Output the data below in full, byte for byte. Nothing may differ.

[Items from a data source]
▼

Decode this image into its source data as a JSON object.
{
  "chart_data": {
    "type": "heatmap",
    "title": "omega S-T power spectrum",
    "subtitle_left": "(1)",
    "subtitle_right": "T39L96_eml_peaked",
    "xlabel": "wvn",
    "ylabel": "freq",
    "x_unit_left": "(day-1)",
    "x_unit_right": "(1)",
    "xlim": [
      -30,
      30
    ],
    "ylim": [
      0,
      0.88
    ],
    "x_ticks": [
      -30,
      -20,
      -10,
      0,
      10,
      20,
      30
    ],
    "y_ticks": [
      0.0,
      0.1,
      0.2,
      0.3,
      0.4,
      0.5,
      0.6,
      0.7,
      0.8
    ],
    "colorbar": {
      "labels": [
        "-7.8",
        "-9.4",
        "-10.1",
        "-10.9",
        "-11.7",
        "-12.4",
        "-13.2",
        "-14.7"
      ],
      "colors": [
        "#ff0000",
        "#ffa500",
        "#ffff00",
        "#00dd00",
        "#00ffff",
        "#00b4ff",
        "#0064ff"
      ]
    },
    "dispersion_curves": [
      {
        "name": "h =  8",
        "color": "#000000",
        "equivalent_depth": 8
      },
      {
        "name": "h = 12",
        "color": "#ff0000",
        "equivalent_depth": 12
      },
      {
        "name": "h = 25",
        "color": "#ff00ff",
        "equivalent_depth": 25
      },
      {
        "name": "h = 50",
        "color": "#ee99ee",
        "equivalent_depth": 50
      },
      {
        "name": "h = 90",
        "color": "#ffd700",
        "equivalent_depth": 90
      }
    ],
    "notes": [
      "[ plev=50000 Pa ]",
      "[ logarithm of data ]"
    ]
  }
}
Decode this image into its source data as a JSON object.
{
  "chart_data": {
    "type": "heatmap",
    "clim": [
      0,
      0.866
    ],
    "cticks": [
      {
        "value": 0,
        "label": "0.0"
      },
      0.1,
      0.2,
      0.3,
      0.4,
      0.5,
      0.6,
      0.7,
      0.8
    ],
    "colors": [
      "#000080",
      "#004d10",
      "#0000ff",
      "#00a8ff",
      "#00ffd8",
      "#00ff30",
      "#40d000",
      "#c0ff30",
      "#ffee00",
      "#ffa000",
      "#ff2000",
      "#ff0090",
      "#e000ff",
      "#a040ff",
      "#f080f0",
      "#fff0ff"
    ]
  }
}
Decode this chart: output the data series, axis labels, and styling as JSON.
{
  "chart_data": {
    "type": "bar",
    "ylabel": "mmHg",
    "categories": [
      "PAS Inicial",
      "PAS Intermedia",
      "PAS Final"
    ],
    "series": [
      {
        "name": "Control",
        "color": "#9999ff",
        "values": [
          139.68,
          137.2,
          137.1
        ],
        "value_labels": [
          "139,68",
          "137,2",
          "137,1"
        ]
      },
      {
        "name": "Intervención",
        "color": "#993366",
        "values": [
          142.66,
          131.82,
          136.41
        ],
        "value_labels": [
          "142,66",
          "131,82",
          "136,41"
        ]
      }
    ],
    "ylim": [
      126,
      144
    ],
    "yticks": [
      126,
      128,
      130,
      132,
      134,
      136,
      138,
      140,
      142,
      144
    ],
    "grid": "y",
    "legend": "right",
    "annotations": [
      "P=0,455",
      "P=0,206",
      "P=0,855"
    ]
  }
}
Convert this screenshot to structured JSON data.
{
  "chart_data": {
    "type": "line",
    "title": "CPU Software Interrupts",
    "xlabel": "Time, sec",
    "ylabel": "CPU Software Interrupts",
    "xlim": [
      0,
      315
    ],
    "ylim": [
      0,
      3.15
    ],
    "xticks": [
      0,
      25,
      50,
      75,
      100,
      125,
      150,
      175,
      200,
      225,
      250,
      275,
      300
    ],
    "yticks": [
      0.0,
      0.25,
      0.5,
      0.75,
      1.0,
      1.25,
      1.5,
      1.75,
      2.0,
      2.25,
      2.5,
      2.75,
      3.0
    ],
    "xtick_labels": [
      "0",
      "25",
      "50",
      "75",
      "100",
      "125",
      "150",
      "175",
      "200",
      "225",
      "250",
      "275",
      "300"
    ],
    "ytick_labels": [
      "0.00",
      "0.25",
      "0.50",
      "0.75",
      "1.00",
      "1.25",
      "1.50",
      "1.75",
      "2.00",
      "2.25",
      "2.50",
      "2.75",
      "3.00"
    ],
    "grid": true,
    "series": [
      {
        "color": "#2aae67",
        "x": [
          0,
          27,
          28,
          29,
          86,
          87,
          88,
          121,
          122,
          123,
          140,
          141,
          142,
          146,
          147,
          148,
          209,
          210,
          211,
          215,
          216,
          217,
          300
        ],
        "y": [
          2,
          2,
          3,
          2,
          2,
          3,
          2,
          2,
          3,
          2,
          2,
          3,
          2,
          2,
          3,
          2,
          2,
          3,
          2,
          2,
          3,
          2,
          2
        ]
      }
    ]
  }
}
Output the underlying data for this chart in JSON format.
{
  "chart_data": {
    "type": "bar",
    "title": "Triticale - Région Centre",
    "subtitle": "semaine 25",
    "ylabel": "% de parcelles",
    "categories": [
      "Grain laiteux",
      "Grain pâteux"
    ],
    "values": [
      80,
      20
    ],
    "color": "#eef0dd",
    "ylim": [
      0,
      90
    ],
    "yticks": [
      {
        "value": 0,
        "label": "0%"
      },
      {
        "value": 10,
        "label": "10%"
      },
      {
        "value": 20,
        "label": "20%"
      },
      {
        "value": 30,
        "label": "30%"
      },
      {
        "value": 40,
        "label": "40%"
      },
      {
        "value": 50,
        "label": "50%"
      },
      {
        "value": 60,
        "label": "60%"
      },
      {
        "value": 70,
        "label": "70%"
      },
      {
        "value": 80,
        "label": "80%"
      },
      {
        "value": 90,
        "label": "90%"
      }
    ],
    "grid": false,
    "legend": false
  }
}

▲

**Written solution**
Decode this image into its source data as a JSON object.
{
  "chart_data": {
    "type": "heatmap",
    "title": "omega S-T power spectrum",
    "subtitle_left": "(1)",
    "subtitle_right": "T39L96_eml_peaked",
    "xlabel": "wvn",
    "ylabel": "freq",
    "x_unit_left": "(day-1)",
    "x_unit_right": "(1)",
    "xlim": [
      -30,
      30
    ],
    "ylim": [
      0,
      0.88
    ],
    "x_ticks": [
      -30,
      -20,
      -10,
      0,
      10,
      20,
      30
    ],
    "y_ticks": [
      0.0,
      0.1,
      0.2,
      0.3,
      0.4,
      0.5,
      0.6,
      0.7,
      0.8
    ],
    "colorbar": {
      "labels": [
        "-7.8",
        "-9.4",
        "-10.1",
        "-10.9",
        "-11.7",
        "-12.4",
        "-13.2",
        "-14.7"
      ],
      "colors": [
        "#ff0000",
        "#ffa500",
        "#ffff00",
        "#00dd00",
        "#00ffff",
        "#00b4ff",
        "#0064ff"
      ]
    },
    "dispersion_curves": [
      {
        "name": "h =  8",
        "color": "#000000",
        "equivalent_depth": 8
      },
      {
        "name": "h = 12",
        "color": "#ff0000",
        "equivalent_depth": 12
      },
      {
        "name": "h = 25",
        "color": "#ff00ff",
        "equivalent_depth": 25
      },
      {
        "name": "h = 50",
        "color": "#ee99ee",
        "equivalent_depth": 50
      },
      {
        "name": "h = 90",
        "color": "#ffd700",
        "equivalent_depth": 90
      }
    ],
    "notes": [
      "[ plev=50000 Pa ]",
      "[ logarithm of data ]"
    ]
  }
}
Decode this image into its source data as a JSON object.
{
  "chart_data": {
    "type": "heatmap",
    "clim": [
      0,
      0.866
    ],
    "cticks": [
      {
        "value": 0,
        "label": "0.0"
      },
      0.1,
      0.2,
      0.3,
      0.4,
      0.5,
      0.6,
      0.7,
      0.8
    ],
    "colors": [
      "#000080",
      "#004d10",
      "#0000ff",
      "#00a8ff",
      "#00ffd8",
      "#00ff30",
      "#40d000",
      "#c0ff30",
      "#ffee00",
      "#ffa000",
      "#ff2000",
      "#ff0090",
      "#e000ff",
      "#a040ff",
      "#f080f0",
      "#fff0ff"
    ]
  }
}
Decode this chart: output the data series, axis labels, and styling as JSON.
{
  "chart_data": {
    "type": "bar",
    "ylabel": "mmHg",
    "categories": [
      "PAS Inicial",
      "PAS Intermedia",
      "PAS Final"
    ],
    "series": [
      {
        "name": "Control",
        "color": "#9999ff",
        "values": [
          139.68,
          137.2,
          137.1
        ],
        "value_labels": [
          "139,68",
          "137,2",
          "137,1"
        ]
      },
      {
        "name": "Intervención",
        "color": "#993366",
        "values": [
          142.66,
          131.82,
          136.41
        ],
        "value_labels": [
          "142,66",
          "131,82",
          "136,41"
        ]
      }
    ],
    "ylim": [
      126,
      144
    ],
    "yticks": [
      126,
      128,
      130,
      132,
      134,
      136,
      138,
      140,
      142,
      144
    ],
    "grid": "y",
    "legend": "right",
    "annotations": [
      "P=0,455",
      "P=0,206",
      "P=0,855"
    ]
  }
}
Convert this screenshot to structured JSON data.
{
  "chart_data": {
    "type": "line",
    "title": "CPU Software Interrupts",
    "xlabel": "Time, sec",
    "ylabel": "CPU Software Interrupts",
    "xlim": [
      0,
      315
    ],
    "ylim": [
      0,
      3.15
    ],
    "xticks": [
      0,
      25,
      50,
      75,
      100,
      125,
      150,
      175,
      200,
      225,
      250,
      275,
      300
    ],
    "yticks": [
      0.0,
      0.25,
      0.5,
      0.75,
      1.0,
      1.25,
      1.5,
      1.75,
      2.0,
      2.25,
      2.5,
      2.75,
      3.0
    ],
    "xtick_labels": [
      "0",
      "25",
      "50",
      "75",
      "100",
      "125",
      "150",
      "175",
      "200",
      "225",
      "250",
      "275",
      "300"
    ],
    "ytick_labels": [
      "0.00",
      "0.25",
      "0.50",
      "0.75",
      "1.00",
      "1.25",
      "1.50",
      "1.75",
      "2.00",
      "2.25",
      "2.50",
      "2.75",
      "3.00"
    ],
    "grid": true,
    "series": [
      {
        "color": "#2aae67",
        "x": [
          0,
          27,
          28,
          29,
          86,
          87,
          88,
          121,
          122,
          123,
          140,
          141,
          142,
          146,
          147,
          148,
          209,
          210,
          211,
          215,
          216,
          217,
          300
        ],
        "y": [
          2,
          2,
          3,
          2,
          2,
          3,
          2,
          2,
          3,
          2,
          2,
          3,
          2,
          2,
          3,
          2,
          2,
          3,
          2,
          2,
          3,
          2,
          2
        ]
      }
    ]
  }
}
Output the underlying data for this chart in JSON format.
{
  "chart_data": {
    "type": "bar",
    "title": "Triticale - Région Centre",
    "subtitle": "semaine 25",
    "ylabel": "% de parcelles",
    "categories": [
      "Grain laiteux",
      "Grain pâteux"
    ],
    "values": [
      80,
      20
    ],
    "color": "#eef0dd",
    "ylim": [
      0,
      90
    ],
    "yticks": [
      {
        "value": 0,
        "label": "0%"
      },
      {
        "value": 10,
        "label": "10%"
      },
      {
        "value": 20,
        "label": "20%"
      },
      {
        "value": 30,
        "label": "30%"
      },
      {
        "value": 40,
        "label": "40%"
      },
      {
        "value": 50,
        "label": "50%"
      },
      {
        "value": 60,
        "label": "60%"
      },
      {
        "value": 70,
        "label": "70%"
      },
      {
        "value": 80,
        "label": "80%"
      },
      {
        "value": 90,
        "label": "90%"
      }
    ],
    "grid": false,
    "legend": false
  }
}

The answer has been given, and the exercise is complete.